Set task:
Reproduce the following lines word for word, with nothing changed.

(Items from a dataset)

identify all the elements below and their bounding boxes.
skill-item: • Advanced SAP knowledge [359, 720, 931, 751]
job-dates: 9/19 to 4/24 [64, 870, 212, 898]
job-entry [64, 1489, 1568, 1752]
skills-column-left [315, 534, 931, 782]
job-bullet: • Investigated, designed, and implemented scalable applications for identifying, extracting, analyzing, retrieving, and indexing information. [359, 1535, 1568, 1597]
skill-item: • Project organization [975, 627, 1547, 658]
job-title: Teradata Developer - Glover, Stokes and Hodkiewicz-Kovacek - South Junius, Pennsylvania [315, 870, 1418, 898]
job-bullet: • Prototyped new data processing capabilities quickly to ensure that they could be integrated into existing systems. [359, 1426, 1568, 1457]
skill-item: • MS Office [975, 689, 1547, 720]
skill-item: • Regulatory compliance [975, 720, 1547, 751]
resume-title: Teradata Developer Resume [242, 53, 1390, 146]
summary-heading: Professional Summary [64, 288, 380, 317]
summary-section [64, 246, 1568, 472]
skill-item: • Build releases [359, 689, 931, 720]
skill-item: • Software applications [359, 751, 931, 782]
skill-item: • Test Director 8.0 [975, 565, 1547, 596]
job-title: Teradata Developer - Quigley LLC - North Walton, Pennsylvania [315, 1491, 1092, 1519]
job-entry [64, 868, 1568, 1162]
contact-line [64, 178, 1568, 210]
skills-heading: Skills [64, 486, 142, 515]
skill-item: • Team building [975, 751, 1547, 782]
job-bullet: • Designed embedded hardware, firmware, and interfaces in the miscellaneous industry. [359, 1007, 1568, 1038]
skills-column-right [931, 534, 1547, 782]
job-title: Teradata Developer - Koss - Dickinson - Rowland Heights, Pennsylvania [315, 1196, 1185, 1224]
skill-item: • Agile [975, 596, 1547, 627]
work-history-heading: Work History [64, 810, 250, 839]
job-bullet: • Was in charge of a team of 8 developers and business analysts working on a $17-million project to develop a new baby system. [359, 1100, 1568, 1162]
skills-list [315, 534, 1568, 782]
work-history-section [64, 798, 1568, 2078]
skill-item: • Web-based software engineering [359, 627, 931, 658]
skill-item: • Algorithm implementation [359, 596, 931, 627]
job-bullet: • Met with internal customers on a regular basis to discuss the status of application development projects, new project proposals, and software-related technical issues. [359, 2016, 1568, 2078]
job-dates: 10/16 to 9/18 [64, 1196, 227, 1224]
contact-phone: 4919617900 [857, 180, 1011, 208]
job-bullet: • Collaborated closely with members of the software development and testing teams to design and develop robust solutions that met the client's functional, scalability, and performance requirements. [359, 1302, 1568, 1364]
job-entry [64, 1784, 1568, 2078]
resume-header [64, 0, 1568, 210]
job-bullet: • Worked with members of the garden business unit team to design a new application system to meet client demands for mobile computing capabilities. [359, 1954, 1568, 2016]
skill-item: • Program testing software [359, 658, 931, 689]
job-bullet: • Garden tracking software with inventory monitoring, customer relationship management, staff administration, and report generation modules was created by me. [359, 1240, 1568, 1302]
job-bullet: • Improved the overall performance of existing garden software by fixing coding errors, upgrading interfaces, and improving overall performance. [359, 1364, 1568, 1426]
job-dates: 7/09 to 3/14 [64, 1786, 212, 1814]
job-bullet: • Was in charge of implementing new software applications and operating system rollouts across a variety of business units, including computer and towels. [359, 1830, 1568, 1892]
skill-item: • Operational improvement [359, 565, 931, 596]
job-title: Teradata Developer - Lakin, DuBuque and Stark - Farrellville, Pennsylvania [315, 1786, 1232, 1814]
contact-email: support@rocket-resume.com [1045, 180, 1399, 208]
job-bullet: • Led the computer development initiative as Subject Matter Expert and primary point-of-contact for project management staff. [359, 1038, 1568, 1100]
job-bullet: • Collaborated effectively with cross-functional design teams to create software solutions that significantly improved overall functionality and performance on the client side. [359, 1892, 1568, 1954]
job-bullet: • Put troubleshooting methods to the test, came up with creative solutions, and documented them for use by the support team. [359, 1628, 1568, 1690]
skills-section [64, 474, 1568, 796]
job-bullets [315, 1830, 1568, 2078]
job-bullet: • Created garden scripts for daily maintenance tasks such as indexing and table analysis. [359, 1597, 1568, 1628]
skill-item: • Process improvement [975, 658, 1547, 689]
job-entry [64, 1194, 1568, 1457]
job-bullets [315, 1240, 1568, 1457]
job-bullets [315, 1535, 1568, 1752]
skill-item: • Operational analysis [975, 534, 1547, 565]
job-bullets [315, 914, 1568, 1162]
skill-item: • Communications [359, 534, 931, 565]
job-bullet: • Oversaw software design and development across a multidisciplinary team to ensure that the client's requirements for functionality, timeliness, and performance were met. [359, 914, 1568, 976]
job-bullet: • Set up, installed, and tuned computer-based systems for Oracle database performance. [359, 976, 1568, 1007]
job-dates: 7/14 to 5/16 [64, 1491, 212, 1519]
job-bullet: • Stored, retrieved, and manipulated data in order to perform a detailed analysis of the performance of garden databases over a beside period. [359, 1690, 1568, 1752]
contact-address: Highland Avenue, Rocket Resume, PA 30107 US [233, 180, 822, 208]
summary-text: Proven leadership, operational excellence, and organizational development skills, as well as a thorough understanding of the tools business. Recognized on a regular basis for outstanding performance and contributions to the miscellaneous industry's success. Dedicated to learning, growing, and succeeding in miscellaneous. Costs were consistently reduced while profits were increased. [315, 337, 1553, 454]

Answer to this task:
identify all the elements below and their bounding boxes.
skill-item: • Advanced SAP knowledge [359, 720, 931, 751]
job-dates: 9/19 to 4/24 [64, 870, 212, 898]
job-entry [64, 1489, 1568, 1752]
skills-column-left [315, 534, 931, 782]
job-bullet: • Investigated, designed, and implemented scalable applications for identifying, extracting, analyzing, retrieving, and indexing information. [359, 1535, 1568, 1597]
skill-item: • Project organization [975, 627, 1547, 658]
job-title: Teradata Developer - Glover, Stokes and Hodkiewicz-Kovacek - South Junius, Pennsylvania [315, 870, 1418, 898]
job-bullet: • Prototyped new data processing capabilities quickly to ensure that they could be integrated into existing systems. [359, 1426, 1568, 1457]
skill-item: • MS Office [975, 689, 1547, 720]
skill-item: • Regulatory compliance [975, 720, 1547, 751]
resume-title: Teradata Developer Resume [242, 53, 1390, 146]
summary-heading: Professional Summary [64, 288, 380, 317]
summary-section [64, 246, 1568, 472]
skill-item: • Build releases [359, 689, 931, 720]
skill-item: • Software applications [359, 751, 931, 782]
skill-item: • Test Director 8.0 [975, 565, 1547, 596]
job-title: Teradata Developer - Quigley LLC - North Walton, Pennsylvania [315, 1491, 1092, 1519]
job-entry [64, 868, 1568, 1162]
contact-line [64, 178, 1568, 210]
skills-heading: Skills [64, 486, 142, 515]
skill-item: • Team building [975, 751, 1547, 782]
job-bullet: • Designed embedded hardware, firmware, and interfaces in the miscellaneous industry. [359, 1007, 1568, 1038]
skills-column-right [931, 534, 1547, 782]
job-title: Teradata Developer - Koss - Dickinson - Rowland Heights, Pennsylvania [315, 1196, 1185, 1224]
skill-item: • Agile [975, 596, 1547, 627]
work-history-heading: Work History [64, 810, 250, 839]
job-bullet: • Was in charge of a team of 8 developers and business analysts working on a $17-million project to develop a new baby system. [359, 1100, 1568, 1162]
skills-list [315, 534, 1568, 782]
work-history-section [64, 798, 1568, 2078]
skill-item: • Web-based software engineering [359, 627, 931, 658]
skill-item: • Algorithm implementation [359, 596, 931, 627]
job-bullet: • Met with internal customers on a regular basis to discuss the status of application development projects, new project proposals, and software-related technical issues. [359, 2016, 1568, 2078]
job-dates: 10/16 to 9/18 [64, 1196, 227, 1224]
contact-phone: 4919617900 [857, 180, 1011, 208]
job-bullet: • Collaborated closely with members of the software development and testing teams to design and develop robust solutions that met the client's functional, scalability, and performance requirements. [359, 1302, 1568, 1364]
job-entry [64, 1784, 1568, 2078]
resume-header [64, 0, 1568, 210]
job-bullet: • Worked with members of the garden business unit team to design a new application system to meet client demands for mobile computing capabilities. [359, 1954, 1568, 2016]
skill-item: • Program testing software [359, 658, 931, 689]
job-bullet: • Garden tracking software with inventory monitoring, customer relationship management, staff administration, and report generation modules was created by me. [359, 1240, 1568, 1302]
job-bullet: • Improved the overall performance of existing garden software by fixing coding errors, upgrading interfaces, and improving overall performance. [359, 1364, 1568, 1426]
job-dates: 7/09 to 3/14 [64, 1786, 212, 1814]
job-bullet: • Was in charge of implementing new software applications and operating system rollouts across a variety of business units, including computer and towels. [359, 1830, 1568, 1892]
skill-item: • Operational improvement [359, 565, 931, 596]
job-title: Teradata Developer - Lakin, DuBuque and Stark - Farrellville, Pennsylvania [315, 1786, 1232, 1814]
contact-email: support@rocket-resume.com [1045, 180, 1399, 208]
job-bullet: • Led the computer development initiative as Subject Matter Expert and primary point-of-contact for project management staff. [359, 1038, 1568, 1100]
job-bullet: • Collaborated effectively with cross-functional design teams to create software solutions that significantly improved overall functionality and performance on the client side. [359, 1892, 1568, 1954]
job-bullet: • Put troubleshooting methods to the test, came up with creative solutions, and documented them for use by the support team. [359, 1628, 1568, 1690]
skills-section [64, 474, 1568, 796]
job-bullets [315, 1830, 1568, 2078]
job-bullet: • Created garden scripts for daily maintenance tasks such as indexing and table analysis. [359, 1597, 1568, 1628]
skill-item: • Process improvement [975, 658, 1547, 689]
job-entry [64, 1194, 1568, 1457]
job-bullets [315, 1240, 1568, 1457]
job-bullets [315, 1535, 1568, 1752]
skill-item: • Operational analysis [975, 534, 1547, 565]
job-bullets [315, 914, 1568, 1162]
skill-item: • Communications [359, 534, 931, 565]
job-bullet: • Oversaw software design and development across a multidisciplinary team to ensure that the client's requirements for functionality, timeliness, and performance were met. [359, 914, 1568, 976]
job-bullet: • Set up, installed, and tuned computer-based systems for Oracle database performance. [359, 976, 1568, 1007]
job-dates: 7/14 to 5/16 [64, 1491, 212, 1519]
job-bullet: • Stored, retrieved, and manipulated data in order to perform a detailed analysis of the performance of garden databases over a beside period. [359, 1690, 1568, 1752]
contact-address: Highland Avenue, Rocket Resume, PA 30107 US [233, 180, 822, 208]
summary-text: Proven leadership, operational excellence, and organizational development skills, as well as a thorough understanding of the tools business. Recognized on a regular basis for outstanding performance and contributions to the miscellaneous industry's success. Dedicated to learning, growing, and succeeding in miscellaneous. Costs were consistently reduced while profits were increased. [315, 337, 1553, 454]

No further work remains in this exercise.